**SUPPLIED MATERIAL:**
--- start ---

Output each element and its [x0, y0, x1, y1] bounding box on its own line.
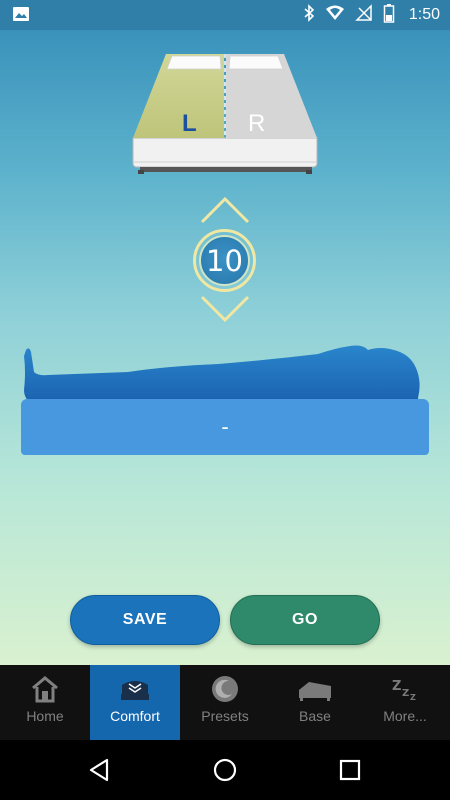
- tab-more-label: More...: [383, 708, 427, 724]
- bluetooth-icon: [303, 3, 315, 27]
- back-icon[interactable]: [87, 757, 113, 783]
- svg-text:Z: Z: [410, 693, 416, 702]
- tab-presets-label: Presets: [201, 708, 249, 724]
- tab-comfort-label: Comfort: [110, 708, 160, 724]
- adjustable-bed-icon: [297, 674, 333, 704]
- tab-base[interactable]: Base: [270, 665, 360, 740]
- no-signal-icon: [355, 3, 373, 27]
- bed-comfort-icon: [118, 674, 152, 704]
- decrease-level-button[interactable]: [199, 294, 251, 324]
- svg-text:Z: Z: [402, 688, 409, 699]
- system-nav-bar: [0, 740, 450, 800]
- increase-level-button[interactable]: [199, 195, 251, 225]
- wifi-icon: [325, 4, 345, 27]
- home-circle-icon[interactable]: [212, 757, 238, 783]
- mattress-setting-value: -: [221, 414, 229, 439]
- image-icon: [12, 6, 30, 27]
- mattress-setting-bar: -: [21, 399, 429, 455]
- tab-home-label: Home: [26, 708, 64, 724]
- go-button[interactable]: GO: [230, 595, 380, 645]
- status-time: 1:50: [408, 6, 440, 23]
- tab-more[interactable]: Z Z Z More...: [360, 665, 450, 740]
- recent-apps-icon[interactable]: [337, 757, 363, 783]
- bed-right-label[interactable]: R: [248, 110, 265, 138]
- bottom-tab-bar: Home Comfort Presets Base Z Z Z More...: [0, 665, 450, 740]
- bed-left-label[interactable]: L: [182, 110, 197, 138]
- comfort-level-value: 10: [199, 235, 250, 286]
- zzz-icon: Z Z Z: [390, 674, 420, 704]
- bed-side-selector[interactable]: L R: [130, 50, 320, 175]
- tab-home[interactable]: Home: [0, 665, 90, 740]
- save-button[interactable]: SAVE: [70, 595, 220, 645]
- home-icon: [30, 674, 60, 704]
- comfort-level-indicator: 10: [193, 229, 256, 292]
- moon-icon: [210, 674, 240, 704]
- tab-presets[interactable]: Presets: [180, 665, 270, 740]
- battery-icon: [383, 3, 395, 28]
- comfort-screen: L R 10 - SAVE GO: [0, 30, 450, 665]
- tab-base-label: Base: [299, 708, 331, 724]
- svg-text:Z: Z: [392, 679, 401, 694]
- tab-comfort[interactable]: Comfort: [90, 665, 180, 740]
- status-bar: 1:50: [0, 0, 450, 30]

--- end ---

**YOUR TASK:**
Please write out every row above without any change, omitting the pictures.

**ANSWER TO THE TASK:**
Output each element and its [x0, y0, x1, y1] bounding box on its own line.
- tab-more-label: More...: [383, 708, 427, 724]
- bluetooth-icon: [303, 3, 315, 27]
- back-icon[interactable]: [87, 757, 113, 783]
- svg-text:Z: Z: [410, 693, 416, 702]
- tab-presets-label: Presets: [201, 708, 249, 724]
- tab-comfort-label: Comfort: [110, 708, 160, 724]
- adjustable-bed-icon: [297, 674, 333, 704]
- tab-base[interactable]: Base: [270, 665, 360, 740]
- no-signal-icon: [355, 3, 373, 27]
- bed-comfort-icon: [118, 674, 152, 704]
- decrease-level-button[interactable]: [199, 294, 251, 324]
- svg-text:Z: Z: [402, 688, 409, 699]
- system-nav-bar: [0, 740, 450, 800]
- increase-level-button[interactable]: [199, 195, 251, 225]
- wifi-icon: [325, 4, 345, 27]
- home-circle-icon[interactable]: [212, 757, 238, 783]
- mattress-setting-value: -: [221, 414, 229, 439]
- image-icon: [12, 6, 30, 27]
- mattress-setting-bar: -: [21, 399, 429, 455]
- tab-home-label: Home: [26, 708, 64, 724]
- go-button[interactable]: GO: [230, 595, 380, 645]
- status-time: 1:50: [408, 6, 440, 23]
- tab-more[interactable]: Z Z Z More...: [360, 665, 450, 740]
- recent-apps-icon[interactable]: [337, 757, 363, 783]
- bed-right-label[interactable]: R: [248, 110, 265, 138]
- bottom-tab-bar: Home Comfort Presets Base Z Z Z More...: [0, 665, 450, 740]
- bed-left-label[interactable]: L: [182, 110, 197, 138]
- comfort-level-value: 10: [199, 235, 250, 286]
- zzz-icon: Z Z Z: [390, 674, 420, 704]
- bed-side-selector[interactable]: L R: [130, 50, 320, 175]
- tab-home[interactable]: Home: [0, 665, 90, 740]
- save-button[interactable]: SAVE: [70, 595, 220, 645]
- home-icon: [30, 674, 60, 704]
- comfort-level-indicator: 10: [193, 229, 256, 292]
- moon-icon: [210, 674, 240, 704]
- tab-presets[interactable]: Presets: [180, 665, 270, 740]
- battery-icon: [383, 3, 395, 28]
- comfort-screen: L R 10 - SAVE GO: [0, 30, 450, 665]
- tab-base-label: Base: [299, 708, 331, 724]
- svg-text:Z: Z: [392, 679, 401, 694]
- tab-comfort[interactable]: Comfort: [90, 665, 180, 740]
- status-bar: 1:50: [0, 0, 450, 30]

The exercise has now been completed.